◆ **What the exercise asks**: Go through the listing below and gather every line with the word "Лабораторія".

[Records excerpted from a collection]
++++++++++++++++++++
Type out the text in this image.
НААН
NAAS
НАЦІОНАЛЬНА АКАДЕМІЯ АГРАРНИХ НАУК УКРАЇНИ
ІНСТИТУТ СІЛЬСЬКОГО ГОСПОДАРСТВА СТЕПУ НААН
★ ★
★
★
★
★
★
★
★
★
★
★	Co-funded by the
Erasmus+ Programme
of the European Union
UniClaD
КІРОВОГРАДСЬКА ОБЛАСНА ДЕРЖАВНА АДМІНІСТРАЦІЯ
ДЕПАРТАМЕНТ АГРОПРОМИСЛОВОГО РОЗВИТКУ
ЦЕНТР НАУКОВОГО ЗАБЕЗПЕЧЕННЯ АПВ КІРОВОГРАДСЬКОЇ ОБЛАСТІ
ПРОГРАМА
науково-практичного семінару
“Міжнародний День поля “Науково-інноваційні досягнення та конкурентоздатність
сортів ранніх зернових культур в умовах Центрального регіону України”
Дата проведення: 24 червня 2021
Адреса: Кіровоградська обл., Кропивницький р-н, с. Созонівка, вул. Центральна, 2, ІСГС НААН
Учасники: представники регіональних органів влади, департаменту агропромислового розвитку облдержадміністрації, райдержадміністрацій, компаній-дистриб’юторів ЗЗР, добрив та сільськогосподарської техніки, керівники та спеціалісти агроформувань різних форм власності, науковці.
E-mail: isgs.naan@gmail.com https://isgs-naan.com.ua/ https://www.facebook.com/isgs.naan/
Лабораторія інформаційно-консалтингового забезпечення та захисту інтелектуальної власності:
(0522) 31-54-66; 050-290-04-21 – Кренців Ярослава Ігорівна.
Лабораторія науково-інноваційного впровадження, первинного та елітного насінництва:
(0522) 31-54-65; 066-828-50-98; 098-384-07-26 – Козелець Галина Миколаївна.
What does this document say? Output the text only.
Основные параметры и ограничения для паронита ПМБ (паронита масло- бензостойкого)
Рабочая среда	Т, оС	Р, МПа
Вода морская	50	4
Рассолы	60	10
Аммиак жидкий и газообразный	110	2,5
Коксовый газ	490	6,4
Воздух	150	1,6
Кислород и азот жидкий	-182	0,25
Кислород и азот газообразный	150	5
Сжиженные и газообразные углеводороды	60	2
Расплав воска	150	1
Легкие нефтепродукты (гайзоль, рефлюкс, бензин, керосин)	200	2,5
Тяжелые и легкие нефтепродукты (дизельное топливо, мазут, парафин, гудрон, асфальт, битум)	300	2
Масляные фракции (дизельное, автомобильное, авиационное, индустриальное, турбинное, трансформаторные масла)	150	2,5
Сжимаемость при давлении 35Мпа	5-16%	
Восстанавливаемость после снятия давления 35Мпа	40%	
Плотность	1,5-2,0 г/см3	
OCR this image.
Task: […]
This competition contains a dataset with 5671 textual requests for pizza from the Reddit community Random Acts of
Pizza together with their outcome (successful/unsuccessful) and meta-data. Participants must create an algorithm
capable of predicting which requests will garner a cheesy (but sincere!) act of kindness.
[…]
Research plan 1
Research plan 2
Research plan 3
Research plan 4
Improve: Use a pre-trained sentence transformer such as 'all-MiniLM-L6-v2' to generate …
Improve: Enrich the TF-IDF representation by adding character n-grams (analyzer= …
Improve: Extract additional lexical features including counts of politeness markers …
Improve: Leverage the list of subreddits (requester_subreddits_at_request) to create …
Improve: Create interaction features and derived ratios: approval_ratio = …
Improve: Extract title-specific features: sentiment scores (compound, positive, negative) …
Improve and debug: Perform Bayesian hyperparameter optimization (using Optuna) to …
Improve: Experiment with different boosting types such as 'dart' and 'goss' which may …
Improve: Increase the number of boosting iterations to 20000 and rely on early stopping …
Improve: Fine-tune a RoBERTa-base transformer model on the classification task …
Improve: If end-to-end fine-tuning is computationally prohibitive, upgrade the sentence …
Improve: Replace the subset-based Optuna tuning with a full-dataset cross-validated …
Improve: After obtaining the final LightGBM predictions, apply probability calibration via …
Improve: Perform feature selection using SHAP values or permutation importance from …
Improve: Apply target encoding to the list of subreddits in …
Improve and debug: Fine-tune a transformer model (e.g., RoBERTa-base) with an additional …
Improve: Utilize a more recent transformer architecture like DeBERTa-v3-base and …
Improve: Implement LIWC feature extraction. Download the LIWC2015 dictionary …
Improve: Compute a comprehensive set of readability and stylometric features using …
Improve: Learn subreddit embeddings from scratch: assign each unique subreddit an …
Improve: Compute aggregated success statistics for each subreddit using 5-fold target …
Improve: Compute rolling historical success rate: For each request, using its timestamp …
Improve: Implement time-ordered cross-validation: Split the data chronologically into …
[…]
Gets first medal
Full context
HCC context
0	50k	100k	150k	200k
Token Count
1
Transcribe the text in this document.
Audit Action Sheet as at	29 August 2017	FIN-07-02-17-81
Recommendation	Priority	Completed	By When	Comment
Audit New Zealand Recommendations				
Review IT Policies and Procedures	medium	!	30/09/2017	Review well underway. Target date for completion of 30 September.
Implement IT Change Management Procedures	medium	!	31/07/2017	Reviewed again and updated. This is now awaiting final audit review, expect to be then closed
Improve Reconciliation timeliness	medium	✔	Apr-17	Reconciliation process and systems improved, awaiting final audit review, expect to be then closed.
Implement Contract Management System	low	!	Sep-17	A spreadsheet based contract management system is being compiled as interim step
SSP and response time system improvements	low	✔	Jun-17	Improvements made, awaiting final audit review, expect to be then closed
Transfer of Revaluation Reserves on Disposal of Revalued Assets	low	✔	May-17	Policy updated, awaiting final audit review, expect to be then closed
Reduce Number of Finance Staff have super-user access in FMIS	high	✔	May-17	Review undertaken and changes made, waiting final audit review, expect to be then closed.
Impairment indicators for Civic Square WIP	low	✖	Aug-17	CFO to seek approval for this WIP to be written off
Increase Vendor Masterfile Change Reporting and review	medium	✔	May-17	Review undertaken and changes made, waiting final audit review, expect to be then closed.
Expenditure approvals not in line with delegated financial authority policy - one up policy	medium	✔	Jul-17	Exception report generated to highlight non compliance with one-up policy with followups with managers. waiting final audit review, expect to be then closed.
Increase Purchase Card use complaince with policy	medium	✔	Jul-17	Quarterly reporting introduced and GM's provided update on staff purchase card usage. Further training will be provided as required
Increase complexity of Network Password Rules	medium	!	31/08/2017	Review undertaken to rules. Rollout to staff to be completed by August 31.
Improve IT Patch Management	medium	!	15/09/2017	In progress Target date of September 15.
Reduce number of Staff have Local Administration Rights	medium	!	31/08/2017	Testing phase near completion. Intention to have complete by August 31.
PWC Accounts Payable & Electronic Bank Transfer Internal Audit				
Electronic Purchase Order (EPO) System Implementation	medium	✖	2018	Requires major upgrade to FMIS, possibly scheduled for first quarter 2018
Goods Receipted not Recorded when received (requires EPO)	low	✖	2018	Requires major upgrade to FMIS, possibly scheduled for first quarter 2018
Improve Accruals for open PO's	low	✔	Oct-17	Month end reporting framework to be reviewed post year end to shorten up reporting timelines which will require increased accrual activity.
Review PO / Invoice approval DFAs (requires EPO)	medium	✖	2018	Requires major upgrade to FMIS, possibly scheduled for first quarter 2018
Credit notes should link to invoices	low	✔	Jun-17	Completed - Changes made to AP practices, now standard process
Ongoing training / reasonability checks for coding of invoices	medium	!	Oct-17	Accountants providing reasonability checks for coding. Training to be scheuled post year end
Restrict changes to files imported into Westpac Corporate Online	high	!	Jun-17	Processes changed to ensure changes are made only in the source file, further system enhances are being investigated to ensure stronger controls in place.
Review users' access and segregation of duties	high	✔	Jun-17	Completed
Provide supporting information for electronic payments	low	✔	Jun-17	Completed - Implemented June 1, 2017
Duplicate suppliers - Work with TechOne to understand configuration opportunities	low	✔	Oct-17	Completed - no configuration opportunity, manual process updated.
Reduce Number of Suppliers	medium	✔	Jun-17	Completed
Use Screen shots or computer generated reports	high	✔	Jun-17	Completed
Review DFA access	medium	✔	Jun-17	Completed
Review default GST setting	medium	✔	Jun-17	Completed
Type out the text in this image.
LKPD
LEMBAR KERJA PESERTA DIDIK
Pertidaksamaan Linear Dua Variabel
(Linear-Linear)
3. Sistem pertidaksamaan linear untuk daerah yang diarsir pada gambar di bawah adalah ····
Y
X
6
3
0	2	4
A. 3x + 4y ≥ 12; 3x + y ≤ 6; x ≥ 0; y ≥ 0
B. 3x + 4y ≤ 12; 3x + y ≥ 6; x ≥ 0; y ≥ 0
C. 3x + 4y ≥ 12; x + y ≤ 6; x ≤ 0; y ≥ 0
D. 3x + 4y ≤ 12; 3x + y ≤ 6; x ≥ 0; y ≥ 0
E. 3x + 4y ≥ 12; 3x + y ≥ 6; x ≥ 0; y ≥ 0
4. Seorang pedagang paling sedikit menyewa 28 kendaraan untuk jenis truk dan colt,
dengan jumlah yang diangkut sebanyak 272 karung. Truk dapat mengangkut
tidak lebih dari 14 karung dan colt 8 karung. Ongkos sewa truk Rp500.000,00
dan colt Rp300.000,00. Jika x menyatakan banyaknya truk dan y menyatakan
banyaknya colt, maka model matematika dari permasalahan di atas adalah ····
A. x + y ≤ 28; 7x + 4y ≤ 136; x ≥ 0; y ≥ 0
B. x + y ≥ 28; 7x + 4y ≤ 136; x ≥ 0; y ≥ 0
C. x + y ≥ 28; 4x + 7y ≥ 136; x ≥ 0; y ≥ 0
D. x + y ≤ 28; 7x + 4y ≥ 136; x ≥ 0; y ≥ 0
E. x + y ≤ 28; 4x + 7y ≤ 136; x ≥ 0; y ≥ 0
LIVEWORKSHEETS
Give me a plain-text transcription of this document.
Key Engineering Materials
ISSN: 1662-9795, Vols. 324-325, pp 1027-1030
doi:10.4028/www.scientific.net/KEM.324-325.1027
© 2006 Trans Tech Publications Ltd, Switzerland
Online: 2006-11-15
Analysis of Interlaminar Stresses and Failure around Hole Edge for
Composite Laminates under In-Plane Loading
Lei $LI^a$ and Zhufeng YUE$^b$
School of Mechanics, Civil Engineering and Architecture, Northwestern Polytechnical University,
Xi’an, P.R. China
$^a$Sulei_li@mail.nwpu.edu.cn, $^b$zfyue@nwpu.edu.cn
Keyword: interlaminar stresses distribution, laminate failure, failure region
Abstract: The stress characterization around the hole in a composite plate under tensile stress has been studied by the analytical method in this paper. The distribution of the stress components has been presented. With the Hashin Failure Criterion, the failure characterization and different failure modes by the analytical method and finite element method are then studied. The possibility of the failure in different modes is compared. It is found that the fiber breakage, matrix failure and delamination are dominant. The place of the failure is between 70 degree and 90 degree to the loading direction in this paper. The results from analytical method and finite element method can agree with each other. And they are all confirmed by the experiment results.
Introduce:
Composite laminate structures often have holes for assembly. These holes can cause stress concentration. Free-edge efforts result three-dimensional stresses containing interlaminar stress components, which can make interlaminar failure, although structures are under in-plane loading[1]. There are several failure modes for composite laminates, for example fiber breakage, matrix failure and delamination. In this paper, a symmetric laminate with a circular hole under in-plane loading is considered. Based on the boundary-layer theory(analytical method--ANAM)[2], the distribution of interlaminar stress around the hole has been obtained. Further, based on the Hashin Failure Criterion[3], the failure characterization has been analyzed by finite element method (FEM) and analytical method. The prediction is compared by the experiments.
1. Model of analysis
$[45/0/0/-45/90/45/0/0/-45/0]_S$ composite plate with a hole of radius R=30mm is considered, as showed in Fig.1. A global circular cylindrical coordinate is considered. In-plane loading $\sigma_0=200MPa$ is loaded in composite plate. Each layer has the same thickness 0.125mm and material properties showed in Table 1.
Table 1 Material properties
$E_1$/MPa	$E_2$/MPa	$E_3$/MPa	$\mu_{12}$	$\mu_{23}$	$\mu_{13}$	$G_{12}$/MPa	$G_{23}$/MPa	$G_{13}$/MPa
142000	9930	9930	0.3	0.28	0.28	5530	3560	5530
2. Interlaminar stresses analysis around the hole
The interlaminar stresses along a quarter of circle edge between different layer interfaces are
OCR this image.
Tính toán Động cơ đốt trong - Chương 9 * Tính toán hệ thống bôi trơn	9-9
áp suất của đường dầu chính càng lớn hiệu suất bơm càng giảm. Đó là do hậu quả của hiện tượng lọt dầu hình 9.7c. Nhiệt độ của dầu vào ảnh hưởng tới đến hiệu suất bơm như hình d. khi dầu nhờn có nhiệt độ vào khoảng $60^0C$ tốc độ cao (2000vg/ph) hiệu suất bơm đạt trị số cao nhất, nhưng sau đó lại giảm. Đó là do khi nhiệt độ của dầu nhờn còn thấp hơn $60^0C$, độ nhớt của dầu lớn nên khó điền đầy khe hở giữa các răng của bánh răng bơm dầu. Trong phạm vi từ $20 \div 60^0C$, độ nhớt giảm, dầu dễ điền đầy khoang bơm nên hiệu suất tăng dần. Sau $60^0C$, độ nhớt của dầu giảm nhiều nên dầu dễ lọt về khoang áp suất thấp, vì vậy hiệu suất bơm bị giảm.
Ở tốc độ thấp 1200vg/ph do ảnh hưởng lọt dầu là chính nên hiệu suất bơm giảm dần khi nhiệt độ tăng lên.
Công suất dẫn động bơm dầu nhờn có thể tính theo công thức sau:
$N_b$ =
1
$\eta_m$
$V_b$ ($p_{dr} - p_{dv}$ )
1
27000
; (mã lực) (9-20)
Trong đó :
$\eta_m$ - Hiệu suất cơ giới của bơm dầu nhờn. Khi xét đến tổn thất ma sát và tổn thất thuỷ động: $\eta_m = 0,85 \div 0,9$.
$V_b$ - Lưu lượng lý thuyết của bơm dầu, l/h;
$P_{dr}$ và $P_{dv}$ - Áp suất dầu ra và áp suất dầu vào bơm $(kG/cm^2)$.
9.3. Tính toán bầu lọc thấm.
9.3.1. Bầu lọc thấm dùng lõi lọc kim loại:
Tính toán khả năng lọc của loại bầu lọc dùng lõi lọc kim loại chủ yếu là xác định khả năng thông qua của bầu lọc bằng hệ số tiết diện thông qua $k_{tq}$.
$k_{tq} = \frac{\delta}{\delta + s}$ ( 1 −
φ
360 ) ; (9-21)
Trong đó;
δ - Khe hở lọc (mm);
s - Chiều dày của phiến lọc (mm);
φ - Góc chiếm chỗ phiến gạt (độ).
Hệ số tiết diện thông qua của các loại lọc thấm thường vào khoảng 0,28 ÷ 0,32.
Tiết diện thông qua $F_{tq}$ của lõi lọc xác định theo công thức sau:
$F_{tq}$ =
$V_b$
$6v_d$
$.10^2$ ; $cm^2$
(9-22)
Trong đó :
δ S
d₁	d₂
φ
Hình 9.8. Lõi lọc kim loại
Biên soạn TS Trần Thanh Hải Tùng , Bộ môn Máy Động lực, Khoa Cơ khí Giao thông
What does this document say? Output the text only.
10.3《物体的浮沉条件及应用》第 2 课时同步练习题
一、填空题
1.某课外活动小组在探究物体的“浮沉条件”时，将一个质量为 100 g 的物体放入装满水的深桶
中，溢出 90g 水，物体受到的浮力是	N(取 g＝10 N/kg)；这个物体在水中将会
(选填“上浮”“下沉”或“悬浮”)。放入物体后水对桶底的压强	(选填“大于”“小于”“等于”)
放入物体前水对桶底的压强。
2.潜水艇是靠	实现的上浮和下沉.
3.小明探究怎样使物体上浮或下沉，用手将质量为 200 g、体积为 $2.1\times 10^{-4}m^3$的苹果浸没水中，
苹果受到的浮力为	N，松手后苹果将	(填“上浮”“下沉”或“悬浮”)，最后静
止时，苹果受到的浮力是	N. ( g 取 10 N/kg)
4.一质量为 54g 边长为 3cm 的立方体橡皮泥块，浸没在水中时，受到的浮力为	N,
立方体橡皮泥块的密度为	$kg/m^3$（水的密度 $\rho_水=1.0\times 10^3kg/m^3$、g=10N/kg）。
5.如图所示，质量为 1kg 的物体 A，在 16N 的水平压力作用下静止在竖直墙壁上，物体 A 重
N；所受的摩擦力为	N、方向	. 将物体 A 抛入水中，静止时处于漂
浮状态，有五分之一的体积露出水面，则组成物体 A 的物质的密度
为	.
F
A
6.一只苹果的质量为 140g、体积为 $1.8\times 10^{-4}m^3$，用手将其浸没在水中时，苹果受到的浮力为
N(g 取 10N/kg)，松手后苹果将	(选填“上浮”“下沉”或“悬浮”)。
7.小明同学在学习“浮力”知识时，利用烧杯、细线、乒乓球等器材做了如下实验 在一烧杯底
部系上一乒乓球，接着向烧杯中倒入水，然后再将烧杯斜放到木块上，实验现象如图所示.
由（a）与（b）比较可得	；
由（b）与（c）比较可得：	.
++++++++++++++++++++
◆ **Exercise output**:
Лабораторія інформаційно-консалтингового забезпечення та захисту інтелектуальної власності:
Лабораторія науково-інноваційного впровадження, первинного та елітного насінництва:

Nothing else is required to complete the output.